» Data rows:
================
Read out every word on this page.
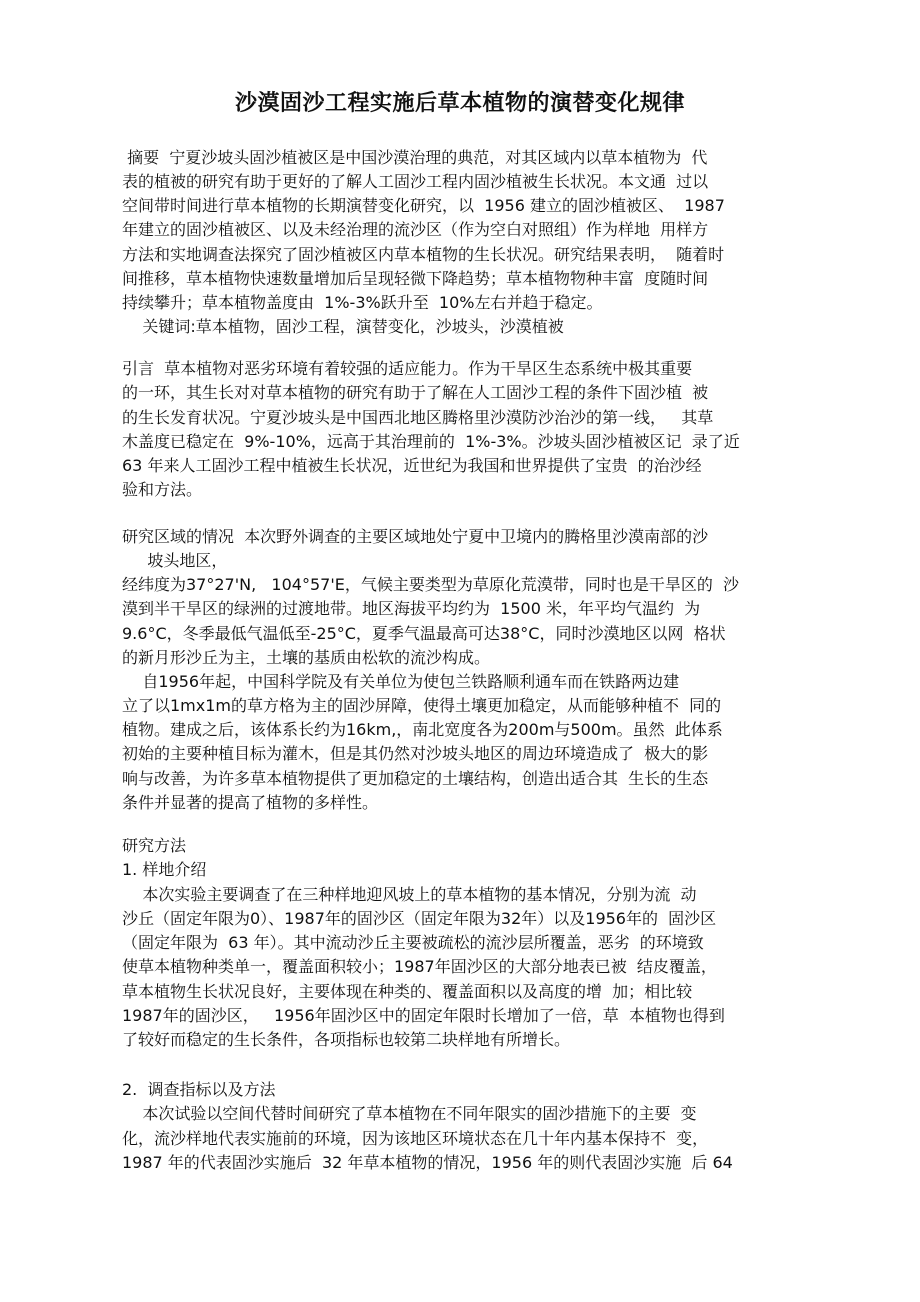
沙漠固沙工程实施后草本植物的演替变化规律
摘要  宁夏沙坡头固沙植被区是中国沙漠治理的典范，对其区域内以草本植物为  代
表的植被的研究有助于更好的了解人工固沙工程内固沙植被生长状况。本文通  过以
空间带时间进行草本植物的长期演替变化研究，以  1956 建立的固沙植被区、  1987
年建立的固沙植被区、以及未经治理的流沙区（作为空白对照组）作为样地  用样方
方法和实地调查法探究了固沙植被区内草本植物的生长状况。研究结果表明，  随着时
间推移，草本植物快速数量增加后呈现轻微下降趋势；草本植物物种丰富  度随时间
持续攀升；草本植物盖度由  1%-3%跃升至  10%左右并趋于稳定。
关键词:草本植物，固沙工程，演替变化，沙坡头，沙漠植被
引言  草本植物对恶劣环境有着较强的适应能力。作为干旱区生态系统中极其重要
的一环，其生长对对草本植物的研究有助于了解在人工固沙工程的条件下固沙植  被
的生长发育状况。宁夏沙坡头是中国西北地区腾格里沙漠防沙治沙的第一线，   其草
木盖度已稳定在  9%-10%，远高于其治理前的  1%-3%。沙坡头固沙植被区记  录了近
63 年来人工固沙工程中植被生长状况，近世纪为我国和世界提供了宝贵  的治沙经
验和方法。
研究区域的情况  本次野外调查的主要区域地处宁夏中卫境内的腾格里沙漠南部的沙
坡头地区，
经纬度为37°27'N,   104°57'E，气候主要类型为草原化荒漠带，同时也是干旱区的  沙
漠到半干旱区的绿洲的过渡地带。地区海拔平均约为  1500 米，年平均气温约  为
9.6°C，冬季最低气温低至-25°C，夏季气温最高可达38°C，同时沙漠地区以网  格状
的新月形沙丘为主，土壤的基质由松软的流沙构成。
自1956年起，中国科学院及有关单位为使包兰铁路顺利通车而在铁路两边建
立了以1mx1m的草方格为主的固沙屏障，使得土壤更加稳定，从而能够种植不  同的
植物。建成之后，该体系长约为16km,，南北宽度各为200m与500m。虽然  此体系
初始的主要种植目标为灌木，但是其仍然对沙坡头地区的周边环境造成了  极大的影
响与改善，为许多草本植物提供了更加稳定的土壤结构，创造出适合其  生长的生态
条件并显著的提高了植物的多样性。
研究方法
1. 样地介绍
本次实验主要调查了在三种样地迎风坡上的草本植物的基本情况，分别为流  动
沙丘（固定年限为0）、1987年的固沙区（固定年限为32年）以及1956年的  固沙区
（固定年限为  63 年）。其中流动沙丘主要被疏松的流沙层所覆盖，恶劣  的环境致
使草本植物种类单一，覆盖面积较小；1987年固沙区的大部分地表已被  结皮覆盖，
草本植物生长状况良好，主要体现在种类的、覆盖面积以及高度的增  加；相比较
1987年的固沙区，   1956年固沙区中的固定年限时长增加了一倍，草  本植物也得到
了较好而稳定的生长条件，各项指标也较第二块样地有所增长。
2.  调查指标以及方法
本次试验以空间代替时间研究了草本植物在不同年限实的固沙措施下的主要  变
化，流沙样地代表实施前的环境，因为该地区环境状态在几十年内基本保持不  变，
1987 年的代表固沙实施后  32 年草本植物的情况，1956 年的则代表固沙实施  后 64
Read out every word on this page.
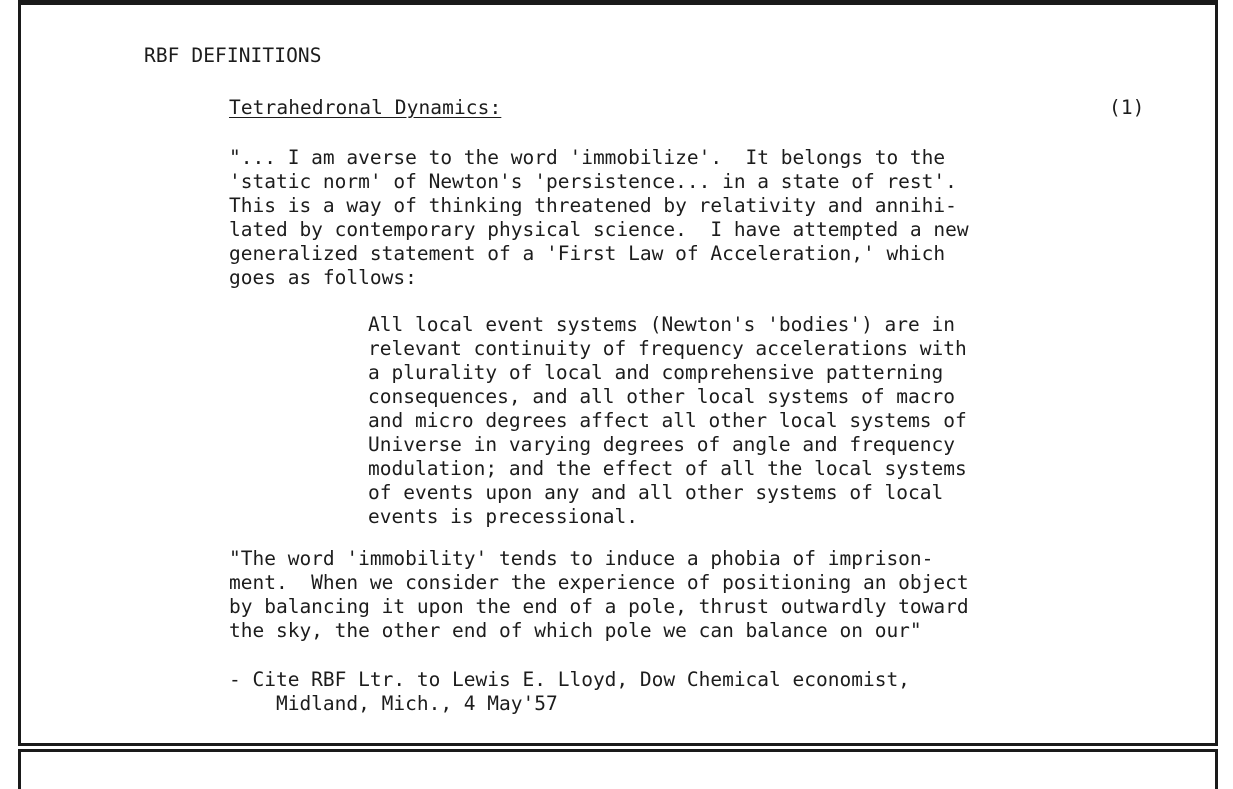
RBF DEFINITIONS
Tetrahedronal Dynamics:	(1)
"... I am averse to the word 'immobilize'.  It belongs to the
'static norm' of Newton's 'persistence... in a state of rest'.
This is a way of thinking threatened by relativity and annihi-
lated by contemporary physical science.  I have attempted a new
generalized statement of a 'First Law of Acceleration,' which
goes as follows:
All local event systems (Newton's 'bodies') are in
relevant continuity of frequency accelerations with
a plurality of local and comprehensive patterning
consequences, and all other local systems of macro
and micro degrees affect all other local systems of
Universe in varying degrees of angle and frequency
modulation; and the effect of all the local systems
of events upon any and all other systems of local
events is precessional.
"The word 'immobility' tends to induce a phobia of imprison-
ment.  When we consider the experience of positioning an object
by balancing it upon the end of a pole, thrust outwardly toward
the sky, the other end of which pole we can balance on our"
- Cite RBF Ltr. to Lewis E. Lloyd, Dow Chemical economist,
Midland, Mich., 4 May'57
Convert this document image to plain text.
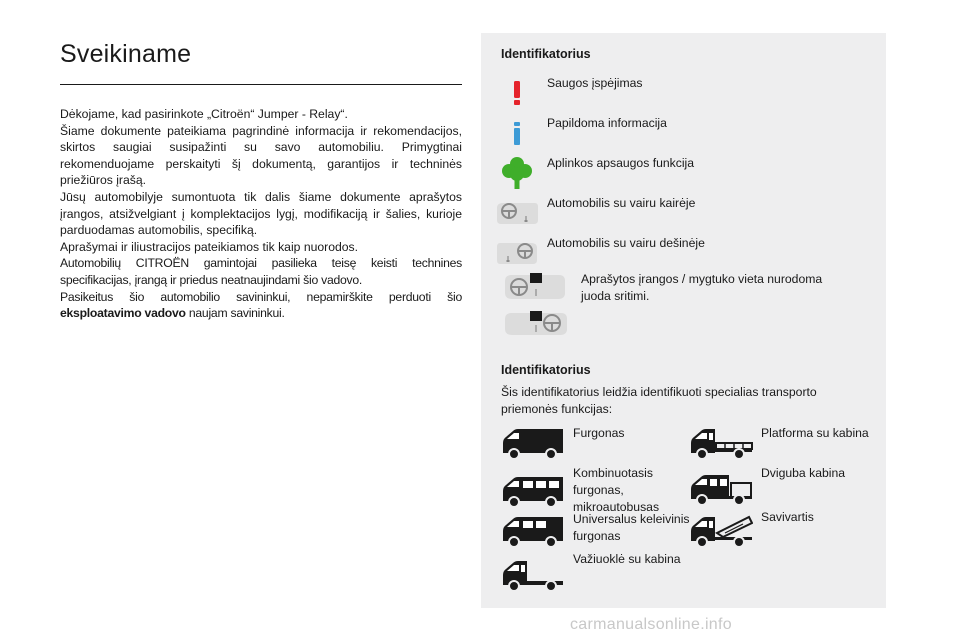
Sveikiname

Dėkojame, kad pasirinkote „Citroën“ Jumper - Relay“.

Šiame dokumente pateikiama pagrindinė informacija ir rekomendacijos, skirtos saugiai susipažinti su savo automobiliu. Primygtinai rekomenduojame perskaityti šį dokumentą, garantijos ir techninės priežiūros įrašą.

Jūsų automobilyje sumontuota tik dalis šiame dokumente aprašytos įrangos, atsižvelgiant į komplektacijos lygį, modifikaciją ir šalies, kurioje parduodamas automobilis, specifiką.

Aprašymai ir iliustracijos pateikiamos tik kaip nuorodos.

Automobilių CITROËN gamintojai pasilieka teisę keisti technines specifikacijas, įrangą ir priedus neatnaujindami šio vadovo.

Pasikeitus šio automobilio savininkui, nepamirškite perduoti šio eksploatavimo vadovo naujam savininkui.

Identifikatorius
Saugos įspėjimas
Papildoma informacija
Aplinkos apsaugos funkcija
Automobilis su vairu kairėje
Automobilis su vairu dešinėje
Aprašytos įrangos / mygtuko vieta nurodoma juoda sritimi.
Identifikatorius
Šis identifikatorius leidžia identifikuoti specialias transporto priemonės funkcijas:
Furgonas
Kombinuotasis furgonas, mikroautobusas
Universalus keleivinis furgonas
Važiuoklė su kabina
Platforma su kabina
Dviguba kabina
Savivartis
carmanualsonline.info
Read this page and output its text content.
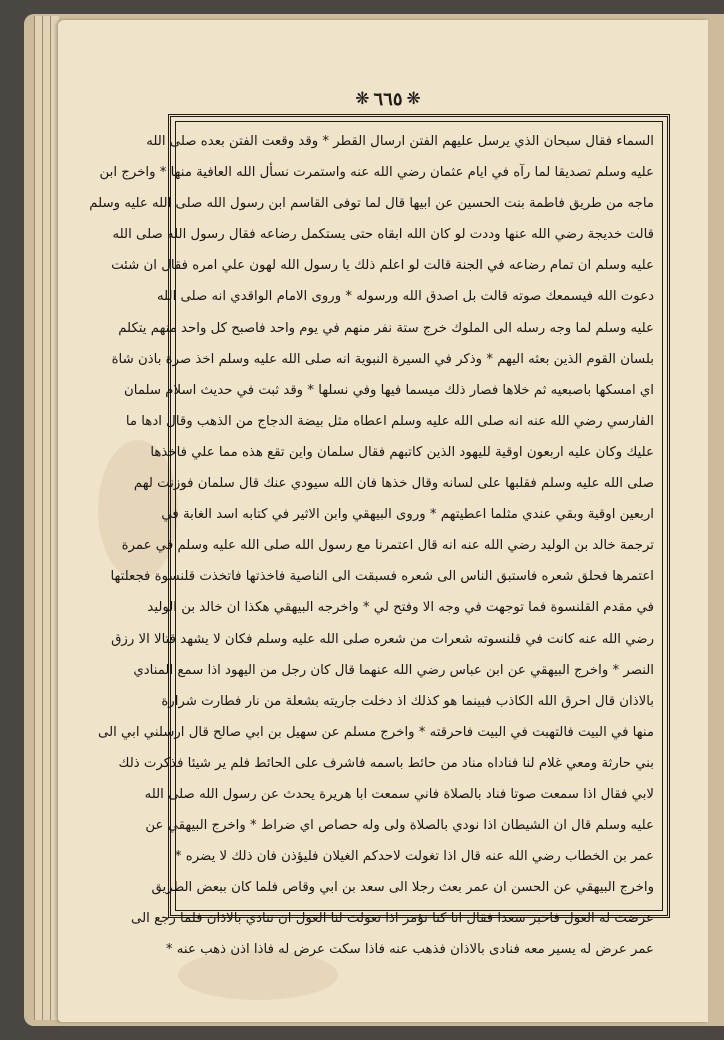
❋ ٦٦٥ ❋

السماء فقال سبحان الذي يرسل عليهم الفتن ارسال القطر * وقد وقعت الفتن بعده صلى الله

عليه وسلم تصديقا لما رآه في ايام عثمان رضي الله عنه واستمرت نسأل الله العافية منها * واخرج ابن

ماجه من طريق فاطمة بنت الحسين عن ابيها قال لما توفى القاسم ابن رسول الله صلى الله عليه وسلم

قالت خديجة رضي الله عنها وددت لو كان الله ابقاه حتى يستكمل رضاعه فقال رسول الله صلى الله

عليه وسلم ان تمام رضاعه في الجنة قالت لو اعلم ذلك يا رسول الله لهون علي امره فقال ان شئت

دعوت الله فيسمعك صوته قالت بل اصدق الله ورسوله * وروى الامام الواقدي انه صلى الله

عليه وسلم لما وجه رسله الى الملوك خرج ستة نفر منهم في يوم واحد فاصبح كل واحد منهم يتكلم

بلسان القوم الذين بعثه اليهم * وذكر في السيرة النبوية انه صلى الله عليه وسلم اخذ صرة باذن شاة

اي امسكها باصبعيه ثم خلاها فصار ذلك ميسما فيها وفي نسلها * وقد ثبت في حديث اسلام سلمان

الفارسي رضي الله عنه انه صلى الله عليه وسلم اعطاه مثل بيضة الدجاج من الذهب وقال ادها ما

عليك وكان عليه اربعون اوقية لليهود الذين كاتبهم فقال سلمان واين تقع هذه مما علي فاخذها

صلى الله عليه وسلم فقلبها على لسانه وقال خذها فان الله سيودي عنك قال سلمان فوزنت لهم

اربعين اوقية وبقي عندي مثلما اعطيتهم * وروى البيهقي وابن الاثير في كتابه اسد الغابة في

ترجمة خالد بن الوليد رضي الله عنه انه قال اعتمرنا مع رسول الله صلى الله عليه وسلم في عمرة

اعتمرها فحلق شعره فاستبق الناس الى شعره فسبقت الى الناصية فاخذتها فاتخذت قلنسوة فجعلتها

في مقدم القلنسوة فما توجهت في وجه الا وفتح لي * واخرجه البيهقي هكذا ان خالد بن الوليد

رضي الله عنه كانت في قلنسوته شعرات من شعره صلى الله عليه وسلم فكان لا يشهد قتالا الا رزق

النصر * واخرج البيهقي عن ابن عباس رضي الله عنهما قال كان رجل من اليهود اذا سمع المنادي

بالاذان قال احرق الله الكاذب فبينما هو كذلك اذ دخلت جاريته بشعلة من نار فطارت شرارة

منها في البيت فالتهبت في البيت فاحرقته * واخرج مسلم عن سهيل بن ابي صالح قال ارسلني ابي الى

بني حارثة ومعي غلام لنا فناداه مناد من حائط باسمه فاشرف على الحائط فلم ير شيئا فذكرت ذلك

لابي فقال اذا سمعت صوتا فناد بالصلاة فاني سمعت ابا هريرة يحدث عن رسول الله صلى الله

عليه وسلم قال ان الشيطان اذا نودي بالصلاة ولى وله حصاص اي ضراط * واخرج البيهقي عن

عمر بن الخطاب رضي الله عنه قال اذا تغولت لاحدكم الغيلان فليؤذن فان ذلك لا يضره *

واخرج البيهقي عن الحسن ان عمر بعث رجلا الى سعد بن ابي وقاص فلما كان ببعض الطريق

عرضت له الغول فاخبر سعدا فقال انا كنا نؤمر اذا تغولت لنا الغول ان ننادي بالاذان فلما رجع الى

عمر عرض له يسير معه فنادى بالاذان فذهب عنه فاذا سكت عرض له فاذا اذن ذهب عنه *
================
» Task instructions: Say how many lines contain "تغولت", and give nothing but that number.

» Result of this task: 2